> [SUPPLIED RECORDS]:
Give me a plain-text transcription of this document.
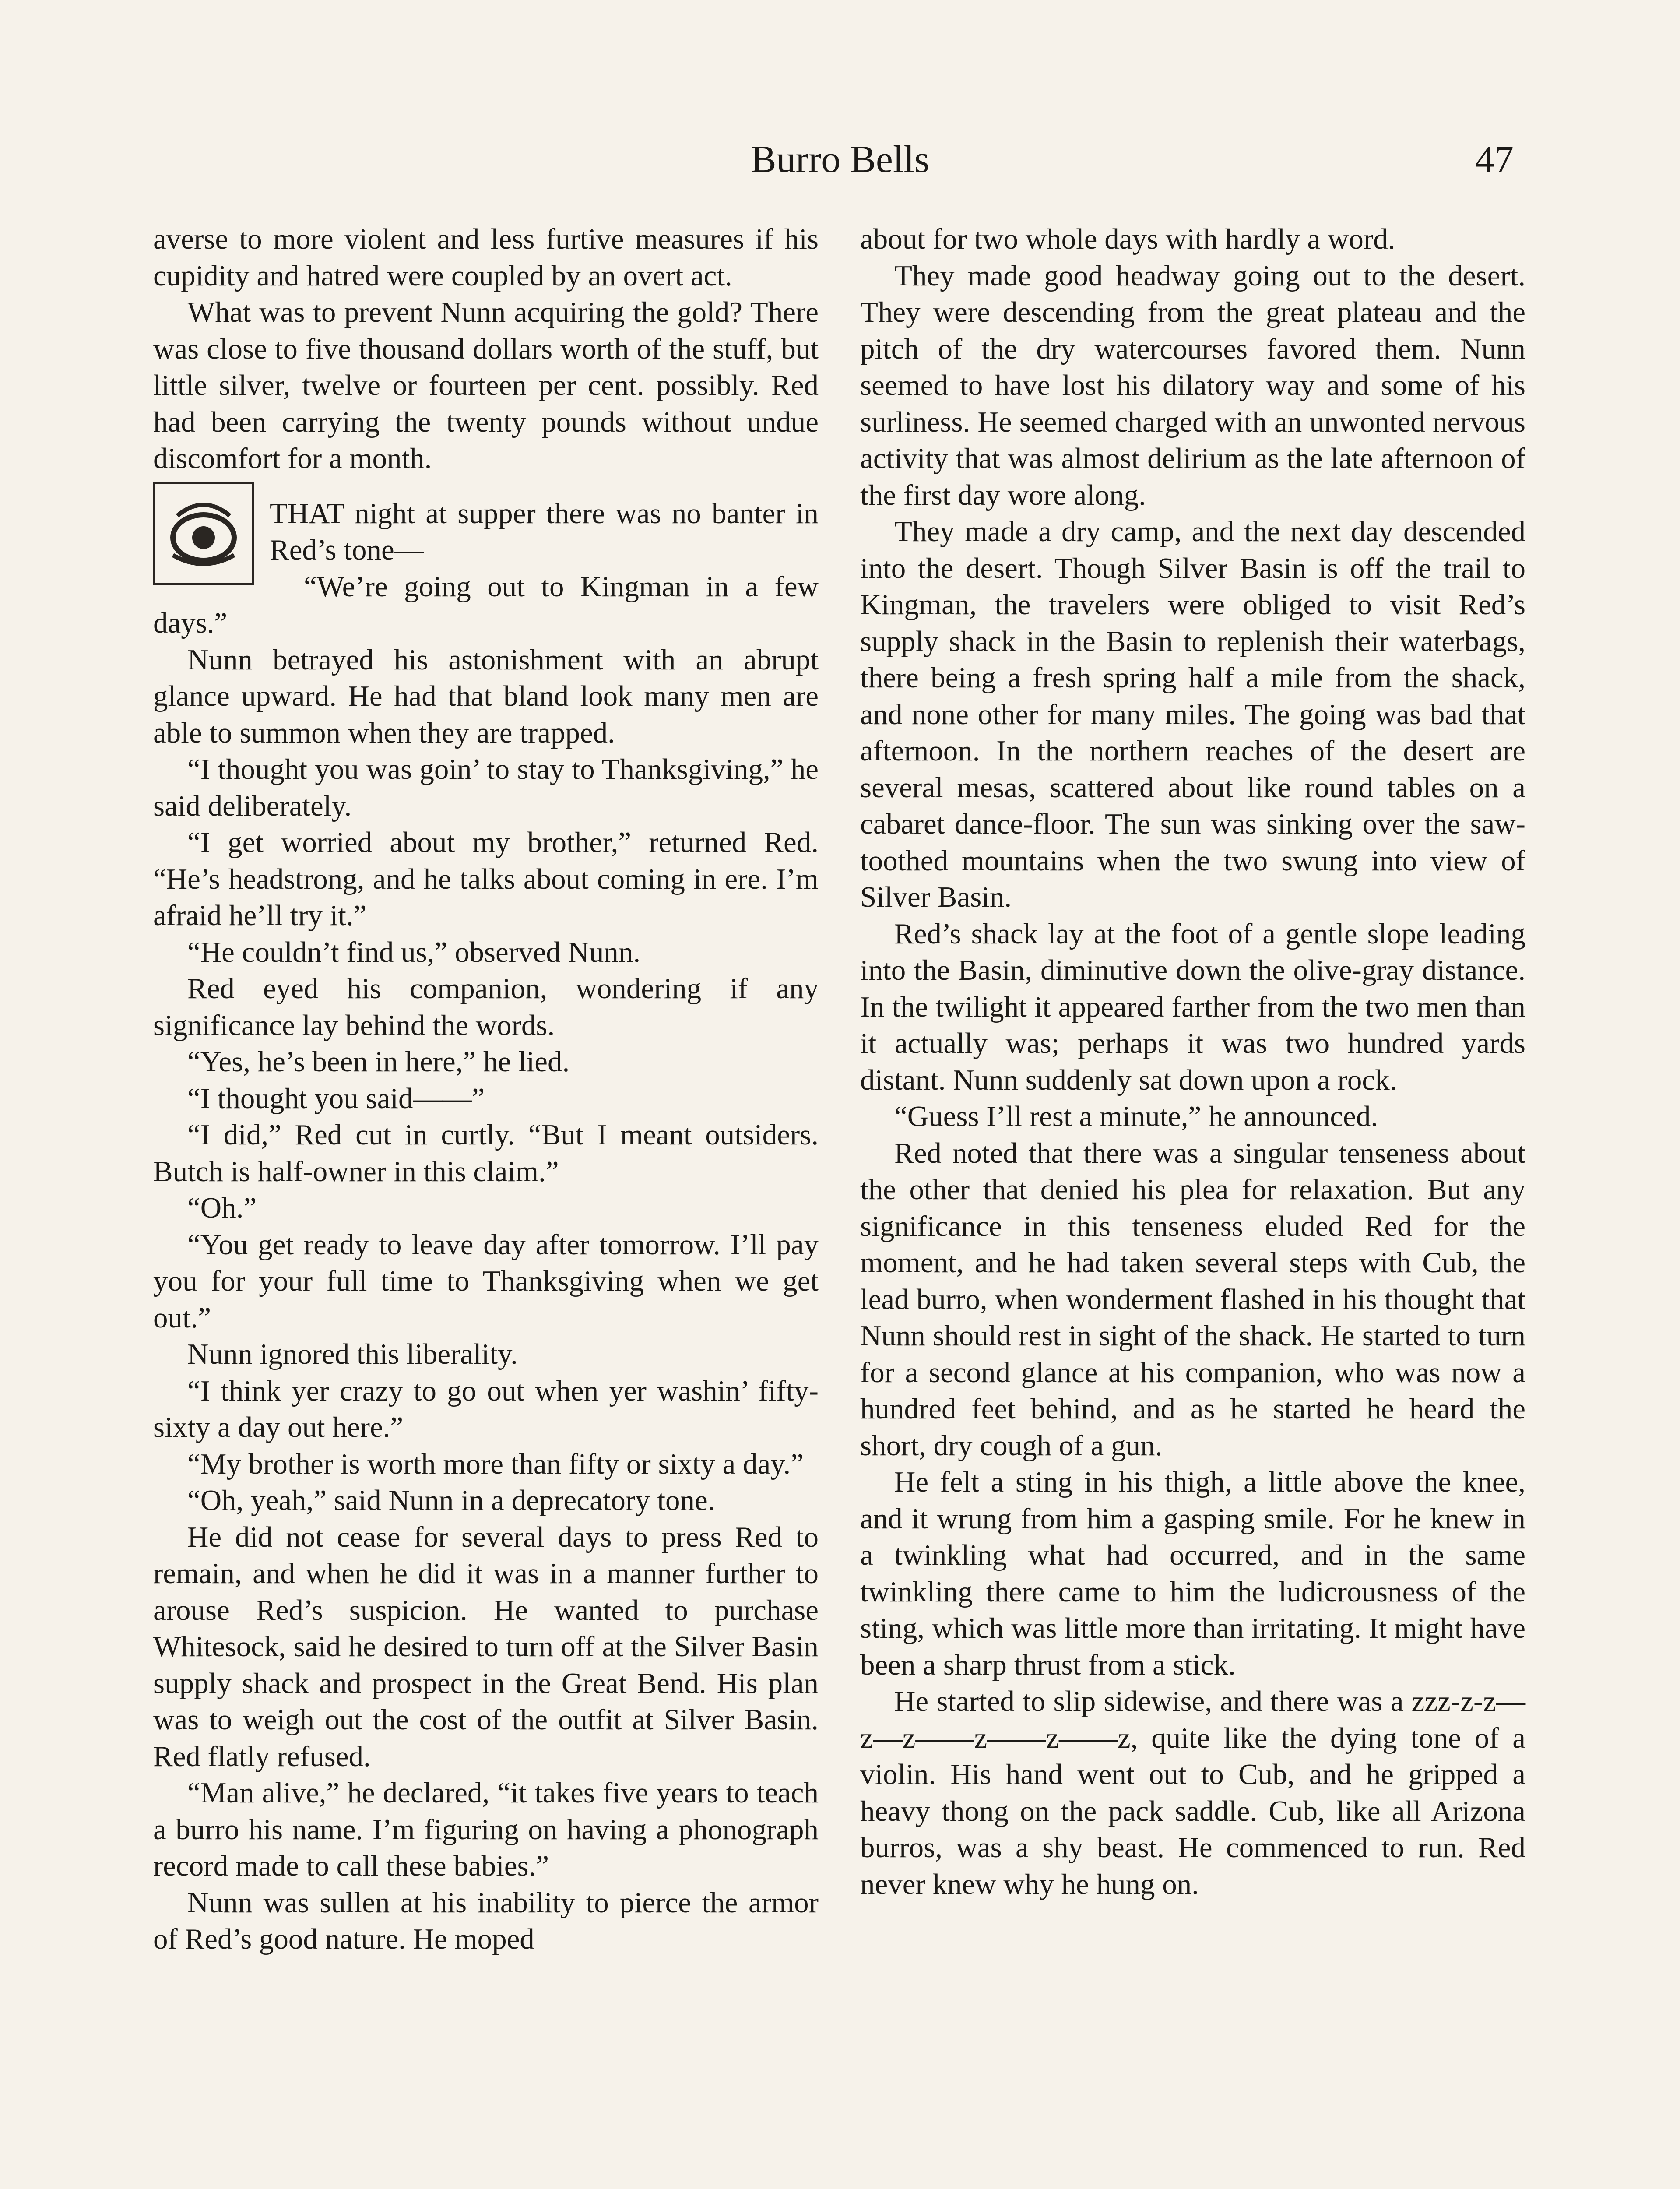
Burro Bells	47

averse to more violent and less furtive measures if his cupidity and hatred were coupled by an overt act.

What was to prevent Nunn acquiring the gold? There was close to five thousand dollars worth of the stuff, but little silver, twelve or fourteen per cent. possibly. Red had been carrying the twenty pounds without undue discomfort for a month.

THAT night at supper there was no banter in Red’s tone—

“We’re going out to Kingman in a few days.”

Nunn betrayed his astonishment with an abrupt glance upward. He had that bland look many men are able to summon when they are trapped.

“I thought you was goin’ to stay to Thanksgiving,” he said deliberately.

“I get worried about my brother,” returned Red. “He’s headstrong, and he talks about coming in ere. I’m afraid he’ll try it.”

“He couldn’t find us,” observed Nunn.

Red eyed his companion, wondering if any significance lay behind the words.

“Yes, he’s been in here,” he lied.

“I thought you said——”

“I did,” Red cut in curtly. “But I meant outsiders. Butch is half-owner in this claim.”

“Oh.”

“You get ready to leave day after tomorrow. I’ll pay you for your full time to Thanksgiving when we get out.”

Nunn ignored this liberality.

“I think yer crazy to go out when yer washin’ fifty-sixty a day out here.”

“My brother is worth more than fifty or sixty a day.”

“Oh, yeah,” said Nunn in a deprecatory tone.

He did not cease for several days to press Red to remain, and when he did it was in a manner further to arouse Red’s suspicion. He wanted to purchase Whitesock, said he desired to turn off at the Silver Basin supply shack and prospect in the Great Bend. His plan was to weigh out the cost of the outfit at Silver Basin. Red flatly refused.

“Man alive,” he declared, “it takes five years to teach a burro his name. I’m figuring on having a phonograph record made to call these babies.”

Nunn was sullen at his inability to pierce the armor of Red’s good nature. He moped

about for two whole days with hardly a word.

They made good headway going out to the desert. They were descending from the great plateau and the pitch of the dry watercourses favored them. Nunn seemed to have lost his dilatory way and some of his surliness. He seemed charged with an unwonted nervous activity that was almost delirium as the late afternoon of the first day wore along.

They made a dry camp, and the next day descended into the desert. Though Silver Basin is off the trail to Kingman, the travelers were obliged to visit Red’s supply shack in the Basin to replenish their waterbags, there being a fresh spring half a mile from the shack, and none other for many miles. The going was bad that afternoon. In the northern reaches of the desert are several mesas, scattered about like round tables on a cabaret dance-floor. The sun was sinking over the saw-toothed mountains when the two swung into view of Silver Basin.

Red’s shack lay at the foot of a gentle slope leading into the Basin, diminutive down the olive-gray distance. In the twilight it appeared farther from the two men than it actually was; perhaps it was two hundred yards distant. Nunn suddenly sat down upon a rock.

“Guess I’ll rest a minute,” he announced.

Red noted that there was a singular tenseness about the other that denied his plea for relaxation. But any significance in this tenseness eluded Red for the moment, and he had taken several steps with Cub, the lead burro, when wonderment flashed in his thought that Nunn should rest in sight of the shack. He started to turn for a second glance at his companion, who was now a hundred feet behind, and as he started he heard the short, dry cough of a gun.

He felt a sting in his thigh, a little above the knee, and it wrung from him a gasping smile. For he knew in a twinkling what had occurred, and in the same twinkling there came to him the ludicrousness of the sting, which was little more than irritating. It might have been a sharp thrust from a stick.

He started to slip sidewise, and there was a zzz-z-z—z—z——z——z——z, quite like the dying tone of a violin. His hand went out to Cub, and he gripped a heavy thong on the pack saddle. Cub, like all Arizona burros, was a shy beast. He commenced to run. Red never knew why he hung on.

> [TASK TO CARRY OUT]: Give an exact reproduction of every line, leaving out any picture.

> [PROBLEM SOLUTION]:
Give me a plain-text transcription of this document.
Burro Bells	47

averse to more violent and less furtive measures if his cupidity and hatred were coupled by an overt act.

What was to prevent Nunn acquiring the gold? There was close to five thousand dollars worth of the stuff, but little silver, twelve or fourteen per cent. possibly. Red had been carrying the twenty pounds without undue discomfort for a month.

THAT night at supper there was no banter in Red’s tone—

“We’re going out to Kingman in a few days.”

Nunn betrayed his astonishment with an abrupt glance upward. He had that bland look many men are able to summon when they are trapped.

“I thought you was goin’ to stay to Thanksgiving,” he said deliberately.

“I get worried about my brother,” returned Red. “He’s headstrong, and he talks about coming in ere. I’m afraid he’ll try it.”

“He couldn’t find us,” observed Nunn.

Red eyed his companion, wondering if any significance lay behind the words.

“Yes, he’s been in here,” he lied.

“I thought you said——”

“I did,” Red cut in curtly. “But I meant outsiders. Butch is half-owner in this claim.”

“Oh.”

“You get ready to leave day after tomorrow. I’ll pay you for your full time to Thanksgiving when we get out.”

Nunn ignored this liberality.

“I think yer crazy to go out when yer washin’ fifty-sixty a day out here.”

“My brother is worth more than fifty or sixty a day.”

“Oh, yeah,” said Nunn in a deprecatory tone.

He did not cease for several days to press Red to remain, and when he did it was in a manner further to arouse Red’s suspicion. He wanted to purchase Whitesock, said he desired to turn off at the Silver Basin supply shack and prospect in the Great Bend. His plan was to weigh out the cost of the outfit at Silver Basin. Red flatly refused.

“Man alive,” he declared, “it takes five years to teach a burro his name. I’m figuring on having a phonograph record made to call these babies.”

Nunn was sullen at his inability to pierce the armor of Red’s good nature. He moped

about for two whole days with hardly a word.

They made good headway going out to the desert. They were descending from the great plateau and the pitch of the dry watercourses favored them. Nunn seemed to have lost his dilatory way and some of his surliness. He seemed charged with an unwonted nervous activity that was almost delirium as the late afternoon of the first day wore along.

They made a dry camp, and the next day descended into the desert. Though Silver Basin is off the trail to Kingman, the travelers were obliged to visit Red’s supply shack in the Basin to replenish their waterbags, there being a fresh spring half a mile from the shack, and none other for many miles. The going was bad that afternoon. In the northern reaches of the desert are several mesas, scattered about like round tables on a cabaret dance-floor. The sun was sinking over the saw-toothed mountains when the two swung into view of Silver Basin.

Red’s shack lay at the foot of a gentle slope leading into the Basin, diminutive down the olive-gray distance. In the twilight it appeared farther from the two men than it actually was; perhaps it was two hundred yards distant. Nunn suddenly sat down upon a rock.

“Guess I’ll rest a minute,” he announced.

Red noted that there was a singular tenseness about the other that denied his plea for relaxation. But any significance in this tenseness eluded Red for the moment, and he had taken several steps with Cub, the lead burro, when wonderment flashed in his thought that Nunn should rest in sight of the shack. He started to turn for a second glance at his companion, who was now a hundred feet behind, and as he started he heard the short, dry cough of a gun.

He felt a sting in his thigh, a little above the knee, and it wrung from him a gasping smile. For he knew in a twinkling what had occurred, and in the same twinkling there came to him the ludicrousness of the sting, which was little more than irritating. It might have been a sharp thrust from a stick.

He started to slip sidewise, and there was a zzz-z-z—z—z——z——z——z, quite like the dying tone of a violin. His hand went out to Cub, and he gripped a heavy thong on the pack saddle. Cub, like all Arizona burros, was a shy beast. He commenced to run. Red never knew why he hung on.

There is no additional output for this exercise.